● **RAW DATA**
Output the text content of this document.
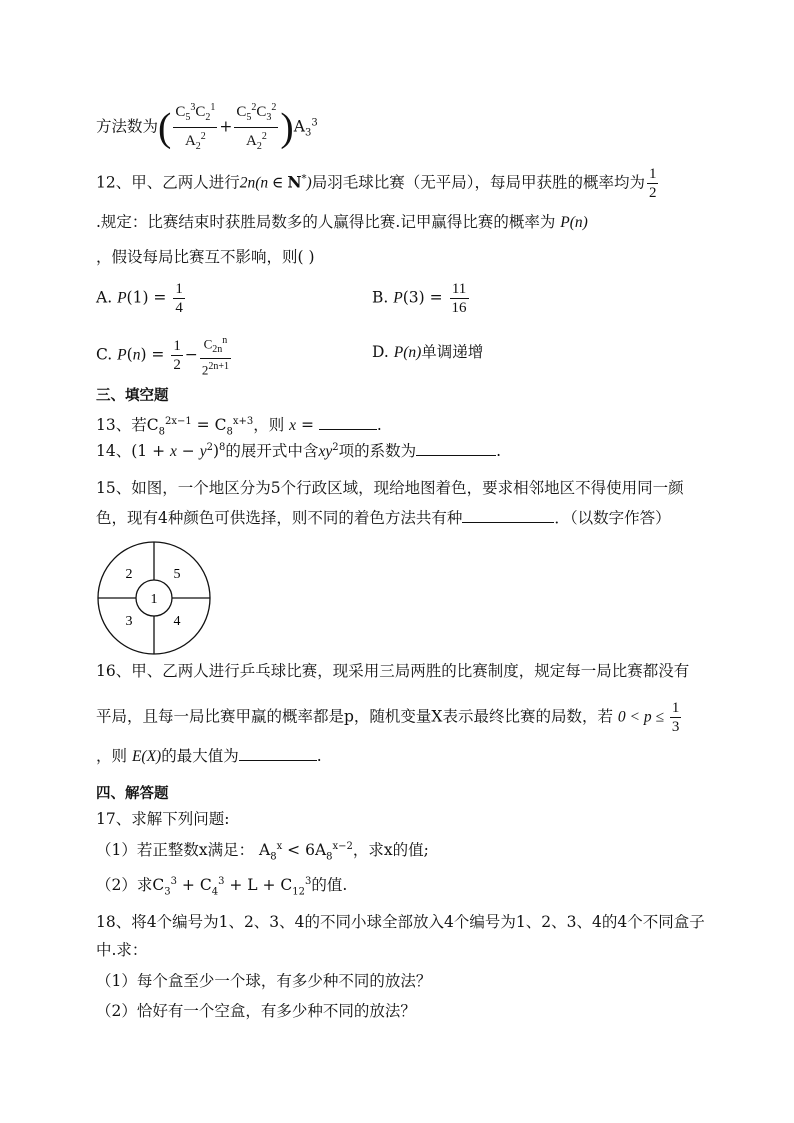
方法数为( $\frac{C_5^3C_2^1}{A_2^2} + \frac{C_5^2C_3^2}{A_2^2} )A_3^3$
12、甲、乙两人进行2n(n ∈ N*)局羽毛球比赛（无平局），每局甲获胜的概率均为 $\frac{1}{2}$
.规定：比赛结束时获胜局数多的人赢得比赛.记甲赢得比赛的概率为 P(n)
，假设每局比赛互不影响，则( )
A. $P(1) = \frac{1}{4}$	B. $P(3) = \frac{11}{16}$
C. $P(n) = \frac{1}{2} - \frac{C_{2n}^n}{2^{2n+1}}$	D. P(n)单调递增
三、填空题
13、若$C_8^{2x-1} = C_8^{x+3}$，则 x =	.
14、$(1 + x - y^2)^8$的展开式中含$xy^2$项的系数为	.
15、如图，一个地区分为5个行政区域，现给地图着色，要求相邻地区不得使用同一颜
色，现有4种颜色可供选择，则不同的着色方法共有种	．（以数字作答）
1
2
3	4
5
16、甲、乙两人进行乒乓球比赛，现采用三局两胜的比赛制度，规定每一局比赛都没有
平局，且每一局比赛甲赢的概率都是p，随机变量X表示最终比赛的局数，若 $0 < p \le \frac{1}{3}$
，则 E(X)的最大值为	.
四、解答题
17、求解下列问题:
（1）若正整数x满足： $A_8^x < 6A_8^{x-2}$，求x的值;
（2）求$C_3^3 + C_4^3 + L + C_{12}^3$的值.
18、将4个编号为1、2、3、4的不同小球全部放入4个编号为1、2、3、4的4个不同盒子
中.求：
（1）每个盒至少一个球，有多少种不同的放法？
（2）恰好有一个空盒，有多少种不同的放法？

● **EXERCISE TASK**
Restate the entire listing word for word, excluding pictures.

● **EXERCISE SOLUTION**
Output the text content of this document.
方法数为( $\frac{C_5^3C_2^1}{A_2^2} + \frac{C_5^2C_3^2}{A_2^2} )A_3^3$
12、甲、乙两人进行2n(n ∈ N*)局羽毛球比赛（无平局），每局甲获胜的概率均为 $\frac{1}{2}$
.规定：比赛结束时获胜局数多的人赢得比赛.记甲赢得比赛的概率为 P(n)
，假设每局比赛互不影响，则( )
A. $P(1) = \frac{1}{4}$	B. $P(3) = \frac{11}{16}$
C. $P(n) = \frac{1}{2} - \frac{C_{2n}^n}{2^{2n+1}}$	D. P(n)单调递增
三、填空题
13、若$C_8^{2x-1} = C_8^{x+3}$，则 x =	.
14、$(1 + x - y^2)^8$的展开式中含$xy^2$项的系数为	.
15、如图，一个地区分为5个行政区域，现给地图着色，要求相邻地区不得使用同一颜
色，现有4种颜色可供选择，则不同的着色方法共有种	．（以数字作答）
1
2
3	4
5
16、甲、乙两人进行乒乓球比赛，现采用三局两胜的比赛制度，规定每一局比赛都没有
平局，且每一局比赛甲赢的概率都是p，随机变量X表示最终比赛的局数，若 $0 < p \le \frac{1}{3}$
，则 E(X)的最大值为	.
四、解答题
17、求解下列问题:
（1）若正整数x满足： $A_8^x < 6A_8^{x-2}$，求x的值;
（2）求$C_3^3 + C_4^3 + L + C_{12}^3$的值.
18、将4个编号为1、2、3、4的不同小球全部放入4个编号为1、2、3、4的4个不同盒子
中.求：
（1）每个盒至少一个球，有多少种不同的放法？
（2）恰好有一个空盒，有多少种不同的放法？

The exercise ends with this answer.